>>>
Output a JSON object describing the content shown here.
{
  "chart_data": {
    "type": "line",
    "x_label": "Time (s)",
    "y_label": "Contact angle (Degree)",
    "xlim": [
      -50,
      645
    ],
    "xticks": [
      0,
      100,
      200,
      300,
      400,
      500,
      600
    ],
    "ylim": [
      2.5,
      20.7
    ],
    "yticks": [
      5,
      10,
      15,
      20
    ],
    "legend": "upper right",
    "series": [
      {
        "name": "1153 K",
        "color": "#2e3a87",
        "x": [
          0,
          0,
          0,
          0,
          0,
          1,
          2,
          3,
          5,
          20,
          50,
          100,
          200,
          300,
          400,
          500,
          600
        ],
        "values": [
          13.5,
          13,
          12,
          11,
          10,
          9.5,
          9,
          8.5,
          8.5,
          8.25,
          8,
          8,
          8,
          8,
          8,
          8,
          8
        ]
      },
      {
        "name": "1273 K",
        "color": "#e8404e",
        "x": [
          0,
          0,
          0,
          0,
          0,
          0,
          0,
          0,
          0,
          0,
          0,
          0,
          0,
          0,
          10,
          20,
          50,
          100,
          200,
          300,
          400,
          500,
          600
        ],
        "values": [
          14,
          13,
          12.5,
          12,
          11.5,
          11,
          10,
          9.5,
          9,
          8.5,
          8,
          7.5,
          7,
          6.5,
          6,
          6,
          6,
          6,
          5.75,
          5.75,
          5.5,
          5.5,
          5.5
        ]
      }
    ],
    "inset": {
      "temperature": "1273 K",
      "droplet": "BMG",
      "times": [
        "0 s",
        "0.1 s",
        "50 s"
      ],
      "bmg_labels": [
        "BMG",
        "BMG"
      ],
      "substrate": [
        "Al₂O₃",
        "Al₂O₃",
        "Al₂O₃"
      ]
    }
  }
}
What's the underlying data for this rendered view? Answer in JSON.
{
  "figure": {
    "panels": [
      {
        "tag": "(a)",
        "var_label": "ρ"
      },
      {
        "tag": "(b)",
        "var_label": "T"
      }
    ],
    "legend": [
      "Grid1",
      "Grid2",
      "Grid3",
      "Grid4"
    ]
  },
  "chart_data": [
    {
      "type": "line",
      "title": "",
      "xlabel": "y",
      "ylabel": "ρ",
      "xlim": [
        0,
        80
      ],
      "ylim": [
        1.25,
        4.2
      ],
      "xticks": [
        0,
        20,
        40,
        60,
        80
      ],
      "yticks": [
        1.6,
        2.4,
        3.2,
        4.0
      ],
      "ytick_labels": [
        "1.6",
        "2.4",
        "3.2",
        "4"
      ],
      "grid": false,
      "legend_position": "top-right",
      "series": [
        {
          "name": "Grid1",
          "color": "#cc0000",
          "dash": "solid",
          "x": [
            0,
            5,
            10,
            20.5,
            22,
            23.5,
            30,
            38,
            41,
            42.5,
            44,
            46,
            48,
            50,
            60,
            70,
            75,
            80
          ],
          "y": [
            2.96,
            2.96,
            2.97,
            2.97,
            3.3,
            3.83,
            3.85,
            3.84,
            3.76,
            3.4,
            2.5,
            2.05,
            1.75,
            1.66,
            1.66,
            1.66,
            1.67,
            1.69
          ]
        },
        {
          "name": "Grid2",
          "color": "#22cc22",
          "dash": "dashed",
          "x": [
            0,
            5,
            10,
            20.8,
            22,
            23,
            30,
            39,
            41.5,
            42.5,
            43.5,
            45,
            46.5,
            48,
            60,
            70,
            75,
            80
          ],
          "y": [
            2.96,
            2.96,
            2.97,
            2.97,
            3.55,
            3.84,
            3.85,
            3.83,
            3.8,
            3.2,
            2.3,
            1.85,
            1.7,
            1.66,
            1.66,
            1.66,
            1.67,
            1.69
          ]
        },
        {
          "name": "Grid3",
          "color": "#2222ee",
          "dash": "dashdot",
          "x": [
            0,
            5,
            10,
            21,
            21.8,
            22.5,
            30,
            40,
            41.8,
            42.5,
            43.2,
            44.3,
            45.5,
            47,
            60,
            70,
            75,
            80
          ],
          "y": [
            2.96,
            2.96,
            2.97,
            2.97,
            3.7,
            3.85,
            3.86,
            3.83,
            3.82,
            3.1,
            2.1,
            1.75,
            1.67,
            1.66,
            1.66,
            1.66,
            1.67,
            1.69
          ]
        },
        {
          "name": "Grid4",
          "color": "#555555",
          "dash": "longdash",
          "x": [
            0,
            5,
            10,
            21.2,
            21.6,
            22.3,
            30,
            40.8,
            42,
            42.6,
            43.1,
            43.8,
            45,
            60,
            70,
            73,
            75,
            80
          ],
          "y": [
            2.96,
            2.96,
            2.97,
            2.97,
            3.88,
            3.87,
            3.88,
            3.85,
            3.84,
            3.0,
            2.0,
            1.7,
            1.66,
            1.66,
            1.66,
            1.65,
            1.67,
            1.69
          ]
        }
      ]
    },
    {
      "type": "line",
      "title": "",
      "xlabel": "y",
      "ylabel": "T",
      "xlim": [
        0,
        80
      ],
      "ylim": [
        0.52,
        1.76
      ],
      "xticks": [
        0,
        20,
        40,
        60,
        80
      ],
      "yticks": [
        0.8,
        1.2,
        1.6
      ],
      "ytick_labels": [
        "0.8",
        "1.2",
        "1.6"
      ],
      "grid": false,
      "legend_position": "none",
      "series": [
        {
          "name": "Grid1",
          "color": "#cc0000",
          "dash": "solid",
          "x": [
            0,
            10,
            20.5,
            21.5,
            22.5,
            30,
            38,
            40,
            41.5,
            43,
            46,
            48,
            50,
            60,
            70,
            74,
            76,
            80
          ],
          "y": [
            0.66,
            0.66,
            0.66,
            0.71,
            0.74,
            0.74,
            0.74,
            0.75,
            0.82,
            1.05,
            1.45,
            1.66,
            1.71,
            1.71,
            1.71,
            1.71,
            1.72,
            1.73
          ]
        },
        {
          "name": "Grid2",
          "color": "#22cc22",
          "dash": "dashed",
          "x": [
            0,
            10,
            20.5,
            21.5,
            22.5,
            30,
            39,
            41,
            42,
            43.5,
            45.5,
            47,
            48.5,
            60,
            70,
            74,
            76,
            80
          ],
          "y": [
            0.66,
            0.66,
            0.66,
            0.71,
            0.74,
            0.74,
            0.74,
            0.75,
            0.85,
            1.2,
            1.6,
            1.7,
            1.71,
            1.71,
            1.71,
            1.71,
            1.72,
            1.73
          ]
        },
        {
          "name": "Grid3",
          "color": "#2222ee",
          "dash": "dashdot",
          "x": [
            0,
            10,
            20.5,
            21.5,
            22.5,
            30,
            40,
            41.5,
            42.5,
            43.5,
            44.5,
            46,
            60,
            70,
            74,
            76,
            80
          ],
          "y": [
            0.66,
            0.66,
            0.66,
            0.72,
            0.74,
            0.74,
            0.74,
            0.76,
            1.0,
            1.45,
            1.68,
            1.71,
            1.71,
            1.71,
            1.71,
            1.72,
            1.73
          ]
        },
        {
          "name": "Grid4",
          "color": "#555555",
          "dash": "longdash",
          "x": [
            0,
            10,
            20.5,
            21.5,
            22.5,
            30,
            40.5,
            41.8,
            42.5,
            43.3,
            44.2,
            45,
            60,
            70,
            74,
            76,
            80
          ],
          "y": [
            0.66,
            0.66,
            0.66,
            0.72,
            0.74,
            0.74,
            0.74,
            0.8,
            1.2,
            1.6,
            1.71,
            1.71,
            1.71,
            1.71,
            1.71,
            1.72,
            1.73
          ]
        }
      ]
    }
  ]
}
<<<
Write the material out exactly, with nothing left out.

Output a JSON object describing the content shown here.
{
  "chart_data": {
    "type": "line",
    "x_label": "Time (s)",
    "y_label": "Contact angle (Degree)",
    "xlim": [
      -50,
      645
    ],
    "xticks": [
      0,
      100,
      200,
      300,
      400,
      500,
      600
    ],
    "ylim": [
      2.5,
      20.7
    ],
    "yticks": [
      5,
      10,
      15,
      20
    ],
    "legend": "upper right",
    "series": [
      {
        "name": "1153 K",
        "color": "#2e3a87",
        "x": [
          0,
          0,
          0,
          0,
          0,
          1,
          2,
          3,
          5,
          20,
          50,
          100,
          200,
          300,
          400,
          500,
          600
        ],
        "values": [
          13.5,
          13,
          12,
          11,
          10,
          9.5,
          9,
          8.5,
          8.5,
          8.25,
          8,
          8,
          8,
          8,
          8,
          8,
          8
        ]
      },
      {
        "name": "1273 K",
        "color": "#e8404e",
        "x": [
          0,
          0,
          0,
          0,
          0,
          0,
          0,
          0,
          0,
          0,
          0,
          0,
          0,
          0,
          10,
          20,
          50,
          100,
          200,
          300,
          400,
          500,
          600
        ],
        "values": [
          14,
          13,
          12.5,
          12,
          11.5,
          11,
          10,
          9.5,
          9,
          8.5,
          8,
          7.5,
          7,
          6.5,
          6,
          6,
          6,
          6,
          5.75,
          5.75,
          5.5,
          5.5,
          5.5
        ]
      }
    ],
    "inset": {
      "temperature": "1273 K",
      "droplet": "BMG",
      "times": [
        "0 s",
        "0.1 s",
        "50 s"
      ],
      "bmg_labels": [
        "BMG",
        "BMG"
      ],
      "substrate": [
        "Al₂O₃",
        "Al₂O₃",
        "Al₂O₃"
      ]
    }
  }
}
What's the underlying data for this rendered view? Answer in JSON.
{
  "figure": {
    "panels": [
      {
        "tag": "(a)",
        "var_label": "ρ"
      },
      {
        "tag": "(b)",
        "var_label": "T"
      }
    ],
    "legend": [
      "Grid1",
      "Grid2",
      "Grid3",
      "Grid4"
    ]
  },
  "chart_data": [
    {
      "type": "line",
      "title": "",
      "xlabel": "y",
      "ylabel": "ρ",
      "xlim": [
        0,
        80
      ],
      "ylim": [
        1.25,
        4.2
      ],
      "xticks": [
        0,
        20,
        40,
        60,
        80
      ],
      "yticks": [
        1.6,
        2.4,
        3.2,
        4.0
      ],
      "ytick_labels": [
        "1.6",
        "2.4",
        "3.2",
        "4"
      ],
      "grid": false,
      "legend_position": "top-right",
      "series": [
        {
          "name": "Grid1",
          "color": "#cc0000",
          "dash": "solid",
          "x": [
            0,
            5,
            10,
            20.5,
            22,
            23.5,
            30,
            38,
            41,
            42.5,
            44,
            46,
            48,
            50,
            60,
            70,
            75,
            80
          ],
          "y": [
            2.96,
            2.96,
            2.97,
            2.97,
            3.3,
            3.83,
            3.85,
            3.84,
            3.76,
            3.4,
            2.5,
            2.05,
            1.75,
            1.66,
            1.66,
            1.66,
            1.67,
            1.69
          ]
        },
        {
          "name": "Grid2",
          "color": "#22cc22",
          "dash": "dashed",
          "x": [
            0,
            5,
            10,
            20.8,
            22,
            23,
            30,
            39,
            41.5,
            42.5,
            43.5,
            45,
            46.5,
            48,
            60,
            70,
            75,
            80
          ],
          "y": [
            2.96,
            2.96,
            2.97,
            2.97,
            3.55,
            3.84,
            3.85,
            3.83,
            3.8,
            3.2,
            2.3,
            1.85,
            1.7,
            1.66,
            1.66,
            1.66,
            1.67,
            1.69
          ]
        },
        {
          "name": "Grid3",
          "color": "#2222ee",
          "dash": "dashdot",
          "x": [
            0,
            5,
            10,
            21,
            21.8,
            22.5,
            30,
            40,
            41.8,
            42.5,
            43.2,
            44.3,
            45.5,
            47,
            60,
            70,
            75,
            80
          ],
          "y": [
            2.96,
            2.96,
            2.97,
            2.97,
            3.7,
            3.85,
            3.86,
            3.83,
            3.82,
            3.1,
            2.1,
            1.75,
            1.67,
            1.66,
            1.66,
            1.66,
            1.67,
            1.69
          ]
        },
        {
          "name": "Grid4",
          "color": "#555555",
          "dash": "longdash",
          "x": [
            0,
            5,
            10,
            21.2,
            21.6,
            22.3,
            30,
            40.8,
            42,
            42.6,
            43.1,
            43.8,
            45,
            60,
            70,
            73,
            75,
            80
          ],
          "y": [
            2.96,
            2.96,
            2.97,
            2.97,
            3.88,
            3.87,
            3.88,
            3.85,
            3.84,
            3.0,
            2.0,
            1.7,
            1.66,
            1.66,
            1.66,
            1.65,
            1.67,
            1.69
          ]
        }
      ]
    },
    {
      "type": "line",
      "title": "",
      "xlabel": "y",
      "ylabel": "T",
      "xlim": [
        0,
        80
      ],
      "ylim": [
        0.52,
        1.76
      ],
      "xticks": [
        0,
        20,
        40,
        60,
        80
      ],
      "yticks": [
        0.8,
        1.2,
        1.6
      ],
      "ytick_labels": [
        "0.8",
        "1.2",
        "1.6"
      ],
      "grid": false,
      "legend_position": "none",
      "series": [
        {
          "name": "Grid1",
          "color": "#cc0000",
          "dash": "solid",
          "x": [
            0,
            10,
            20.5,
            21.5,
            22.5,
            30,
            38,
            40,
            41.5,
            43,
            46,
            48,
            50,
            60,
            70,
            74,
            76,
            80
          ],
          "y": [
            0.66,
            0.66,
            0.66,
            0.71,
            0.74,
            0.74,
            0.74,
            0.75,
            0.82,
            1.05,
            1.45,
            1.66,
            1.71,
            1.71,
            1.71,
            1.71,
            1.72,
            1.73
          ]
        },
        {
          "name": "Grid2",
          "color": "#22cc22",
          "dash": "dashed",
          "x": [
            0,
            10,
            20.5,
            21.5,
            22.5,
            30,
            39,
            41,
            42,
            43.5,
            45.5,
            47,
            48.5,
            60,
            70,
            74,
            76,
            80
          ],
          "y": [
            0.66,
            0.66,
            0.66,
            0.71,
            0.74,
            0.74,
            0.74,
            0.75,
            0.85,
            1.2,
            1.6,
            1.7,
            1.71,
            1.71,
            1.71,
            1.71,
            1.72,
            1.73
          ]
        },
        {
          "name": "Grid3",
          "color": "#2222ee",
          "dash": "dashdot",
          "x": [
            0,
            10,
            20.5,
            21.5,
            22.5,
            30,
            40,
            41.5,
            42.5,
            43.5,
            44.5,
            46,
            60,
            70,
            74,
            76,
            80
          ],
          "y": [
            0.66,
            0.66,
            0.66,
            0.72,
            0.74,
            0.74,
            0.74,
            0.76,
            1.0,
            1.45,
            1.68,
            1.71,
            1.71,
            1.71,
            1.71,
            1.72,
            1.73
          ]
        },
        {
          "name": "Grid4",
          "color": "#555555",
          "dash": "longdash",
          "x": [
            0,
            10,
            20.5,
            21.5,
            22.5,
            30,
            40.5,
            41.8,
            42.5,
            43.3,
            44.2,
            45,
            60,
            70,
            74,
            76,
            80
          ],
          "y": [
            0.66,
            0.66,
            0.66,
            0.72,
            0.74,
            0.74,
            0.74,
            0.8,
            1.2,
            1.6,
            1.71,
            1.71,
            1.71,
            1.71,
            1.71,
            1.72,
            1.73
          ]
        }
      ]
    }
  ]
}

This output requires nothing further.